## REQUIRED TASK
Below is a block of records; reproduce all of them exactly and leave out any pictures.

Start

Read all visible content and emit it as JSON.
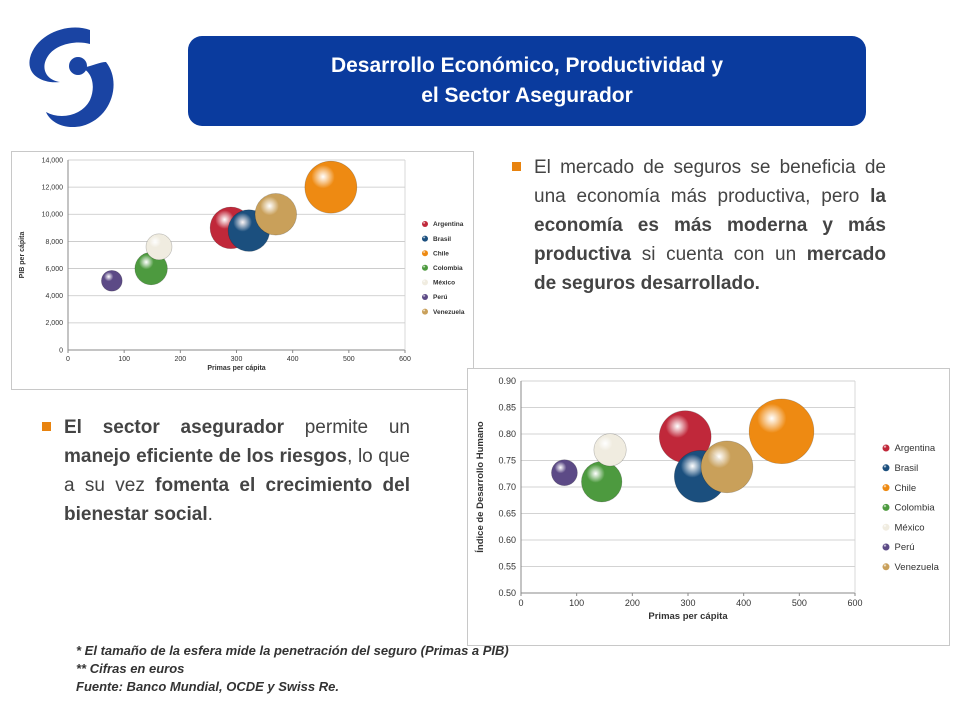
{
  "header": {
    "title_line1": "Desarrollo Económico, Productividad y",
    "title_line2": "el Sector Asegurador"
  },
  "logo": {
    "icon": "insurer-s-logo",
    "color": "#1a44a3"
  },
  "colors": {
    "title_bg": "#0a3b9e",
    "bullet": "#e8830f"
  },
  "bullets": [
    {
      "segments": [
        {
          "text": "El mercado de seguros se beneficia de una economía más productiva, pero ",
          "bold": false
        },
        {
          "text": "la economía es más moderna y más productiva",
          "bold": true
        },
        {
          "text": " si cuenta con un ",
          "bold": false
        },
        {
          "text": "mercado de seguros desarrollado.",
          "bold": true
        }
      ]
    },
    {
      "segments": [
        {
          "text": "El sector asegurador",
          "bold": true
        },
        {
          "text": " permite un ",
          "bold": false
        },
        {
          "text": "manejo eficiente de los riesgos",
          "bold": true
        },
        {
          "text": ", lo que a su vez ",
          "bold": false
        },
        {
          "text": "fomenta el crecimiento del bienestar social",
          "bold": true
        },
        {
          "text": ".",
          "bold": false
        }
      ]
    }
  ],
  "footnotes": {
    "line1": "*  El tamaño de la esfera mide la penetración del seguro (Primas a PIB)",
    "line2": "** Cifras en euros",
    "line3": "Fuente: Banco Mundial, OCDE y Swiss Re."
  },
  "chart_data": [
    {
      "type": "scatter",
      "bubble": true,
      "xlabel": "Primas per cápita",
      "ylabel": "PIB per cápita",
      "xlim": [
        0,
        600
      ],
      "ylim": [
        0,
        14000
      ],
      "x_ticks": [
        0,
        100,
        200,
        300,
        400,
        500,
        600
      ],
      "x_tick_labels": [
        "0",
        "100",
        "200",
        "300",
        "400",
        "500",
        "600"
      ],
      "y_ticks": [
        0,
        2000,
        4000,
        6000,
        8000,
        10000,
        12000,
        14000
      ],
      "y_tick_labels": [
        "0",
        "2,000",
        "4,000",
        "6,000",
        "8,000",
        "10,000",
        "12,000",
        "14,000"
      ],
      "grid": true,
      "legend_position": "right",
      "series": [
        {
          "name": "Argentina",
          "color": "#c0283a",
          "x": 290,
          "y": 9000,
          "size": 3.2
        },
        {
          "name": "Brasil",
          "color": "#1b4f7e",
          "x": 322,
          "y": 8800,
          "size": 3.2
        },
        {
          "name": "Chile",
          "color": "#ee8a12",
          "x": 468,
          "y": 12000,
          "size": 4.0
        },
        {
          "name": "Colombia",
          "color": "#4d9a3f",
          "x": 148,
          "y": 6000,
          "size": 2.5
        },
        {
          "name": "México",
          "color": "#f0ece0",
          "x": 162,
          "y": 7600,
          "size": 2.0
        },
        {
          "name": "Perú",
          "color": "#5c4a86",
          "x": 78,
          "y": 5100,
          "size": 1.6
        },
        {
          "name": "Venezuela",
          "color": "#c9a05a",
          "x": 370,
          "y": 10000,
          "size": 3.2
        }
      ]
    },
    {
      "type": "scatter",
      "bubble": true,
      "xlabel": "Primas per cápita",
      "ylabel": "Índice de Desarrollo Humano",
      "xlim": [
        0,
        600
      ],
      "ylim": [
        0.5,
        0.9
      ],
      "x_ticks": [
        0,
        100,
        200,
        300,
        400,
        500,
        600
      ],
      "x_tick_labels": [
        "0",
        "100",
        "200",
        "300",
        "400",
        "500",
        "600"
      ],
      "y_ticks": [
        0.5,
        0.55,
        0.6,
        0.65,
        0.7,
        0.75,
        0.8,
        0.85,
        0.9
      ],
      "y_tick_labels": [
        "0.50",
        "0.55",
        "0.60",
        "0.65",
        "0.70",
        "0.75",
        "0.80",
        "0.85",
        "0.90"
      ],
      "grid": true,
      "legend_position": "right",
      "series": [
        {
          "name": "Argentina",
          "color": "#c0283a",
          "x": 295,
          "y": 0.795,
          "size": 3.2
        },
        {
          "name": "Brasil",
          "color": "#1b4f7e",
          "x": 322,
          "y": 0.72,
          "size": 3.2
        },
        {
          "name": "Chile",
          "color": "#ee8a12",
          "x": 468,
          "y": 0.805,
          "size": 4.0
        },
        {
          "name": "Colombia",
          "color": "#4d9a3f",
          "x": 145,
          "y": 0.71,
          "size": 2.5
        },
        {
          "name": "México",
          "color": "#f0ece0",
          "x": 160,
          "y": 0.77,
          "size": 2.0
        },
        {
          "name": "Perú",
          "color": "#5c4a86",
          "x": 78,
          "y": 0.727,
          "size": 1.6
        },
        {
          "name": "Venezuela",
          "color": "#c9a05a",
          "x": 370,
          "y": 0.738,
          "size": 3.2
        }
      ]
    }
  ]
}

End

## THE SOLUTION
Read all visible content and emit it as JSON.
{
  "header": {
    "title_line1": "Desarrollo Económico, Productividad y",
    "title_line2": "el Sector Asegurador"
  },
  "logo": {
    "icon": "insurer-s-logo",
    "color": "#1a44a3"
  },
  "colors": {
    "title_bg": "#0a3b9e",
    "bullet": "#e8830f"
  },
  "bullets": [
    {
      "segments": [
        {
          "text": "El mercado de seguros se beneficia de una economía más productiva, pero ",
          "bold": false
        },
        {
          "text": "la economía es más moderna y más productiva",
          "bold": true
        },
        {
          "text": " si cuenta con un ",
          "bold": false
        },
        {
          "text": "mercado de seguros desarrollado.",
          "bold": true
        }
      ]
    },
    {
      "segments": [
        {
          "text": "El sector asegurador",
          "bold": true
        },
        {
          "text": " permite un ",
          "bold": false
        },
        {
          "text": "manejo eficiente de los riesgos",
          "bold": true
        },
        {
          "text": ", lo que a su vez ",
          "bold": false
        },
        {
          "text": "fomenta el crecimiento del bienestar social",
          "bold": true
        },
        {
          "text": ".",
          "bold": false
        }
      ]
    }
  ],
  "footnotes": {
    "line1": "*  El tamaño de la esfera mide la penetración del seguro (Primas a PIB)",
    "line2": "** Cifras en euros",
    "line3": "Fuente: Banco Mundial, OCDE y Swiss Re."
  },
  "chart_data": [
    {
      "type": "scatter",
      "bubble": true,
      "xlabel": "Primas per cápita",
      "ylabel": "PIB per cápita",
      "xlim": [
        0,
        600
      ],
      "ylim": [
        0,
        14000
      ],
      "x_ticks": [
        0,
        100,
        200,
        300,
        400,
        500,
        600
      ],
      "x_tick_labels": [
        "0",
        "100",
        "200",
        "300",
        "400",
        "500",
        "600"
      ],
      "y_ticks": [
        0,
        2000,
        4000,
        6000,
        8000,
        10000,
        12000,
        14000
      ],
      "y_tick_labels": [
        "0",
        "2,000",
        "4,000",
        "6,000",
        "8,000",
        "10,000",
        "12,000",
        "14,000"
      ],
      "grid": true,
      "legend_position": "right",
      "series": [
        {
          "name": "Argentina",
          "color": "#c0283a",
          "x": 290,
          "y": 9000,
          "size": 3.2
        },
        {
          "name": "Brasil",
          "color": "#1b4f7e",
          "x": 322,
          "y": 8800,
          "size": 3.2
        },
        {
          "name": "Chile",
          "color": "#ee8a12",
          "x": 468,
          "y": 12000,
          "size": 4.0
        },
        {
          "name": "Colombia",
          "color": "#4d9a3f",
          "x": 148,
          "y": 6000,
          "size": 2.5
        },
        {
          "name": "México",
          "color": "#f0ece0",
          "x": 162,
          "y": 7600,
          "size": 2.0
        },
        {
          "name": "Perú",
          "color": "#5c4a86",
          "x": 78,
          "y": 5100,
          "size": 1.6
        },
        {
          "name": "Venezuela",
          "color": "#c9a05a",
          "x": 370,
          "y": 10000,
          "size": 3.2
        }
      ]
    },
    {
      "type": "scatter",
      "bubble": true,
      "xlabel": "Primas per cápita",
      "ylabel": "Índice de Desarrollo Humano",
      "xlim": [
        0,
        600
      ],
      "ylim": [
        0.5,
        0.9
      ],
      "x_ticks": [
        0,
        100,
        200,
        300,
        400,
        500,
        600
      ],
      "x_tick_labels": [
        "0",
        "100",
        "200",
        "300",
        "400",
        "500",
        "600"
      ],
      "y_ticks": [
        0.5,
        0.55,
        0.6,
        0.65,
        0.7,
        0.75,
        0.8,
        0.85,
        0.9
      ],
      "y_tick_labels": [
        "0.50",
        "0.55",
        "0.60",
        "0.65",
        "0.70",
        "0.75",
        "0.80",
        "0.85",
        "0.90"
      ],
      "grid": true,
      "legend_position": "right",
      "series": [
        {
          "name": "Argentina",
          "color": "#c0283a",
          "x": 295,
          "y": 0.795,
          "size": 3.2
        },
        {
          "name": "Brasil",
          "color": "#1b4f7e",
          "x": 322,
          "y": 0.72,
          "size": 3.2
        },
        {
          "name": "Chile",
          "color": "#ee8a12",
          "x": 468,
          "y": 0.805,
          "size": 4.0
        },
        {
          "name": "Colombia",
          "color": "#4d9a3f",
          "x": 145,
          "y": 0.71,
          "size": 2.5
        },
        {
          "name": "México",
          "color": "#f0ece0",
          "x": 160,
          "y": 0.77,
          "size": 2.0
        },
        {
          "name": "Perú",
          "color": "#5c4a86",
          "x": 78,
          "y": 0.727,
          "size": 1.6
        },
        {
          "name": "Venezuela",
          "color": "#c9a05a",
          "x": 370,
          "y": 0.738,
          "size": 3.2
        }
      ]
    }
  ]
}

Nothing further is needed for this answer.